#### AIM OF THE EXERCISE
What is the number of lines in these entries that include "degrees"? Write that number and no other text.

#### DATA TO PROCESS
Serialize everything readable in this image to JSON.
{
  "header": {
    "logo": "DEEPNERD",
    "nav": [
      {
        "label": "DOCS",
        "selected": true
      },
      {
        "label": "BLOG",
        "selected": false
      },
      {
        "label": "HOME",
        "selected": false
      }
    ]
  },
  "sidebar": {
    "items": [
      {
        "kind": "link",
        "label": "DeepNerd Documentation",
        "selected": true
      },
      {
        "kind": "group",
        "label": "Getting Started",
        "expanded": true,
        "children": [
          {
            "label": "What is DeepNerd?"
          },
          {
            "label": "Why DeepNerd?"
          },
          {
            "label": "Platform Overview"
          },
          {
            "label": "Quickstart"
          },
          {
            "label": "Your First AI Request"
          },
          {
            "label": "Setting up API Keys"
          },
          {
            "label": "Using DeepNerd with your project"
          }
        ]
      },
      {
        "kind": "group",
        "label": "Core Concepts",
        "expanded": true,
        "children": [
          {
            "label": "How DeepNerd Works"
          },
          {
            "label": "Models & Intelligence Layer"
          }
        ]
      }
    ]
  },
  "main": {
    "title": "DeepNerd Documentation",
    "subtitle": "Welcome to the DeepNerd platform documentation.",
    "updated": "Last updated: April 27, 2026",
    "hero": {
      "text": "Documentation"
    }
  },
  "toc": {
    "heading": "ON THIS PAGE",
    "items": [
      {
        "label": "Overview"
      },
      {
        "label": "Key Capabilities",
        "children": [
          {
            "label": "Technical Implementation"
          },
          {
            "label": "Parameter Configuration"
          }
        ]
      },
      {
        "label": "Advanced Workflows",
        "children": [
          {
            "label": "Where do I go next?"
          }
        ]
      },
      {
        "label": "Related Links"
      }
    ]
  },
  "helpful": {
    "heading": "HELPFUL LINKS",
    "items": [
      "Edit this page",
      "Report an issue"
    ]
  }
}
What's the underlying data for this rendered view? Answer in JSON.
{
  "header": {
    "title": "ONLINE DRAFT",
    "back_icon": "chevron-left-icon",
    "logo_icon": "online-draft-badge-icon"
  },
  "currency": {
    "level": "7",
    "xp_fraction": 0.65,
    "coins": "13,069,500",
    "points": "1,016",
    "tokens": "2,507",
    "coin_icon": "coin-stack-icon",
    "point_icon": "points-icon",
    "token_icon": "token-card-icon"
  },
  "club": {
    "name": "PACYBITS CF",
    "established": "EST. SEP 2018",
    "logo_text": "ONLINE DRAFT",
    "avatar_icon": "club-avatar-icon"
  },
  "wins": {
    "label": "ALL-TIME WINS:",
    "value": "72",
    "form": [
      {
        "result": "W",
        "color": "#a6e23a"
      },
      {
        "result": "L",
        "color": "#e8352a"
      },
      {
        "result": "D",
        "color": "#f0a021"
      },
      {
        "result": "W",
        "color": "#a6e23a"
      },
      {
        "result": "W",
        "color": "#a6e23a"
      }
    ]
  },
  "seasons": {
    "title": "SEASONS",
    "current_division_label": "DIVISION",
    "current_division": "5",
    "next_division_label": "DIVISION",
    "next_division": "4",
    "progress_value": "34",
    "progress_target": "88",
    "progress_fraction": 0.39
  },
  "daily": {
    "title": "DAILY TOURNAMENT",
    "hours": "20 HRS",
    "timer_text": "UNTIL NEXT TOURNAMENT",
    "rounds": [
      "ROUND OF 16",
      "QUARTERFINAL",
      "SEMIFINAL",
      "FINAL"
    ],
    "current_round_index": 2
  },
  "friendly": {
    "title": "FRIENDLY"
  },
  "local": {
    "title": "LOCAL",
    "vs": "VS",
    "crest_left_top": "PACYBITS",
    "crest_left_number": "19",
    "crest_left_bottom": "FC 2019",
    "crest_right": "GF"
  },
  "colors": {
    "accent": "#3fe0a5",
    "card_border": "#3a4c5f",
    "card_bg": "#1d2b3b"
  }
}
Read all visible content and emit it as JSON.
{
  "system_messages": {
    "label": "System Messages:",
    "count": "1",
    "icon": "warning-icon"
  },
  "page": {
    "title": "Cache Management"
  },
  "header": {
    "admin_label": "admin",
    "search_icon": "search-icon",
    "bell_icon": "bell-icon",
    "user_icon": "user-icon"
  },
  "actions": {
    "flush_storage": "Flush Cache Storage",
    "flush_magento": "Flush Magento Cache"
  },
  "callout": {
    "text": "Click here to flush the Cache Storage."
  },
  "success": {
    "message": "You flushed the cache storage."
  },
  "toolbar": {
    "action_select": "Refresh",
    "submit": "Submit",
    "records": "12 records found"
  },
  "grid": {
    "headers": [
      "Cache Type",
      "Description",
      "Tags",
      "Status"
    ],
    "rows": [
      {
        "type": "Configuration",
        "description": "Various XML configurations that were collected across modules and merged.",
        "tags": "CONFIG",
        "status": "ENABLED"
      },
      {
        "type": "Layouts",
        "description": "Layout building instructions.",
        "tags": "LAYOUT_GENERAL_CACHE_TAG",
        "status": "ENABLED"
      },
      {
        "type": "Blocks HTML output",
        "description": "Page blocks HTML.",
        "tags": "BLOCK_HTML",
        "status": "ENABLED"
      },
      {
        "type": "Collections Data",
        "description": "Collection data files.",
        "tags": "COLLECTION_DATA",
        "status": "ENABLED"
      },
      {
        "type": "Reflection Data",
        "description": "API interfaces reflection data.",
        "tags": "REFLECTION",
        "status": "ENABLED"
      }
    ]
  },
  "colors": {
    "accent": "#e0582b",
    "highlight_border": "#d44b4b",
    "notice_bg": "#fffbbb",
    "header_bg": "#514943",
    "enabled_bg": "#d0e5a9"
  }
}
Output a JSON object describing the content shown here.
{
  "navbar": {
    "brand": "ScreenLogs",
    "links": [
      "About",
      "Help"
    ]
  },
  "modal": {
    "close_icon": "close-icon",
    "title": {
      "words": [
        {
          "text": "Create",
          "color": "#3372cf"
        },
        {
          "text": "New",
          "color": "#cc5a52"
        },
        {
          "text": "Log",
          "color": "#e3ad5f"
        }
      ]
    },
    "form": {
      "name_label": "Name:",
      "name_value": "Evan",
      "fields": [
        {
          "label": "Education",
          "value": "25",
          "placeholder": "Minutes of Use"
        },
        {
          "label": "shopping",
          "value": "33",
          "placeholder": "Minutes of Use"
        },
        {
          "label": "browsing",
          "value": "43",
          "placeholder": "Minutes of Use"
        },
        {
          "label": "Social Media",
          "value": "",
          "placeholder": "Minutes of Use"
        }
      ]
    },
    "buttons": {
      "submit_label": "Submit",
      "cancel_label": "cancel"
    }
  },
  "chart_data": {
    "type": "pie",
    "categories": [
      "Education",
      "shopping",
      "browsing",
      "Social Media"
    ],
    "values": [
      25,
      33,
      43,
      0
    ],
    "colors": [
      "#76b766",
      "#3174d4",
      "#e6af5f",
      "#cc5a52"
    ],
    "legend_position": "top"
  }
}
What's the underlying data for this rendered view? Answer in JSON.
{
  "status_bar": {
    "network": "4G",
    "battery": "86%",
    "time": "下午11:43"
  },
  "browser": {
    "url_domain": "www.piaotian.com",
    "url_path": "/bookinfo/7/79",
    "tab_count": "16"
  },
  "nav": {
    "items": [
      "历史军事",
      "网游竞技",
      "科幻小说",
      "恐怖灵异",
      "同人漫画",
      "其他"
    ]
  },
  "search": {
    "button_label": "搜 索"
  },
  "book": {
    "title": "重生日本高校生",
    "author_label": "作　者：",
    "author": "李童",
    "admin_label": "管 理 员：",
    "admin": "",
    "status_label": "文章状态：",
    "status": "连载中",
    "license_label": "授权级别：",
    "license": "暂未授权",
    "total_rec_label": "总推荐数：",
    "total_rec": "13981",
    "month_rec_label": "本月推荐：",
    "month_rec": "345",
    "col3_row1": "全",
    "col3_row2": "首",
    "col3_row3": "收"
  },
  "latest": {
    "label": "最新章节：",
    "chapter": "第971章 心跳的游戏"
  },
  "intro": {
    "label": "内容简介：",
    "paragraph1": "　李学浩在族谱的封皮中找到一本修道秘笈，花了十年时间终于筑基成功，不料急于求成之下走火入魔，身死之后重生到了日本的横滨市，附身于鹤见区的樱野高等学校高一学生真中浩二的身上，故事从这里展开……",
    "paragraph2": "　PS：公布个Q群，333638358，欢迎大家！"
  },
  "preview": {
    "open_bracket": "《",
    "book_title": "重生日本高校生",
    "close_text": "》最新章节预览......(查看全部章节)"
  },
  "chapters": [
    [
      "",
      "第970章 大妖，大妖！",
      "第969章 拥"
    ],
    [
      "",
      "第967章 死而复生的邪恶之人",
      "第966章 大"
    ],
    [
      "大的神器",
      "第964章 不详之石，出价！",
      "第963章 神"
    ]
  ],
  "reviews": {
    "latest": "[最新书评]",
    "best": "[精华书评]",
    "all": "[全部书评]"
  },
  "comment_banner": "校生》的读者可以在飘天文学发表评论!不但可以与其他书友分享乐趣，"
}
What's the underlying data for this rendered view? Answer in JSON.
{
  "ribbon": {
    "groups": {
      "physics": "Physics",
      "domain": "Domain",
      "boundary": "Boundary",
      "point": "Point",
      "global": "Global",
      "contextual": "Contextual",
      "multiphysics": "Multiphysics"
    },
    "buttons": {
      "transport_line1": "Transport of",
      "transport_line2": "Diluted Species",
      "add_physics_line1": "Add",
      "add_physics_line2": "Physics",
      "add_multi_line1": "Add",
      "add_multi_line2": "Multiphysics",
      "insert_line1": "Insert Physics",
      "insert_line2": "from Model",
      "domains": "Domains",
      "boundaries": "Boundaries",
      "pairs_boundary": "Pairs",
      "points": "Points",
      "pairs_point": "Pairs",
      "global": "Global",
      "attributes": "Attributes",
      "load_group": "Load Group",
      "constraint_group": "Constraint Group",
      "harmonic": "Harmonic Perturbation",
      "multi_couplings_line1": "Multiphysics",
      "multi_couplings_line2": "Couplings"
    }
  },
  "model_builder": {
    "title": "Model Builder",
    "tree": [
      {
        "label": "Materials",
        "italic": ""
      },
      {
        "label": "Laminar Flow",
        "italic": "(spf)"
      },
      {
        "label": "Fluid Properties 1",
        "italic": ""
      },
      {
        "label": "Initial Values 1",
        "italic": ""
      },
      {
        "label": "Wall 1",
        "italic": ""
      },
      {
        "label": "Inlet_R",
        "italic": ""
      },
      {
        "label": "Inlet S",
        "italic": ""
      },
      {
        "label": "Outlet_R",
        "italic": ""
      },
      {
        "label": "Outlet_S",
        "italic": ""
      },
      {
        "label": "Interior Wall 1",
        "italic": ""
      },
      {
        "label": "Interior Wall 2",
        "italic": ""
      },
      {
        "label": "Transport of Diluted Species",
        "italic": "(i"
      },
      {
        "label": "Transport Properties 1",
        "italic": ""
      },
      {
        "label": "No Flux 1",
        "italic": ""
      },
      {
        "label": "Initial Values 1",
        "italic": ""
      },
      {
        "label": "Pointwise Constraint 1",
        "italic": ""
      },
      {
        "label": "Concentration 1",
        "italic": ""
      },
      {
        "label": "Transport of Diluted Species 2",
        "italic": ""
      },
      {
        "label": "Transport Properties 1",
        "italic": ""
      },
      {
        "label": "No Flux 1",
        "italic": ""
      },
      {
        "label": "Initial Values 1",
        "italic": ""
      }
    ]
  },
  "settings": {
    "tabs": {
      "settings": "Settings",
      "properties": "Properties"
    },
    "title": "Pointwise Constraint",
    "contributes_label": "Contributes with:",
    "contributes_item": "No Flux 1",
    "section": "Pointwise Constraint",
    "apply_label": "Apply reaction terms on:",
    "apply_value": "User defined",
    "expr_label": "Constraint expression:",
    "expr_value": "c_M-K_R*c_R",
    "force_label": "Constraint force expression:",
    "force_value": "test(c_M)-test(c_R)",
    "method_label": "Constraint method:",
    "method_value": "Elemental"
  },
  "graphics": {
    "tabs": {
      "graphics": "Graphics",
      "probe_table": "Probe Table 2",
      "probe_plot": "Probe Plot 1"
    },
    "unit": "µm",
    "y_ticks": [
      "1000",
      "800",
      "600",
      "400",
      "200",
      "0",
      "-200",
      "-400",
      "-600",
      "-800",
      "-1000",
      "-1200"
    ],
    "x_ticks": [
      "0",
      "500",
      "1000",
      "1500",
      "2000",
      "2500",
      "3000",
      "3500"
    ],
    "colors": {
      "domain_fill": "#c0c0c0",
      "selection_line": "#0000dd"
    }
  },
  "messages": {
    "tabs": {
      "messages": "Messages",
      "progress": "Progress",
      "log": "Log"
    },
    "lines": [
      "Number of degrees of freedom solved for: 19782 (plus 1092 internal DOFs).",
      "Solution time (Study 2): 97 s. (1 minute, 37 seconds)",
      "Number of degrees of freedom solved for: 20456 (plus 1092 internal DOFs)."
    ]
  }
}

#### WRITTEN ANSWER
2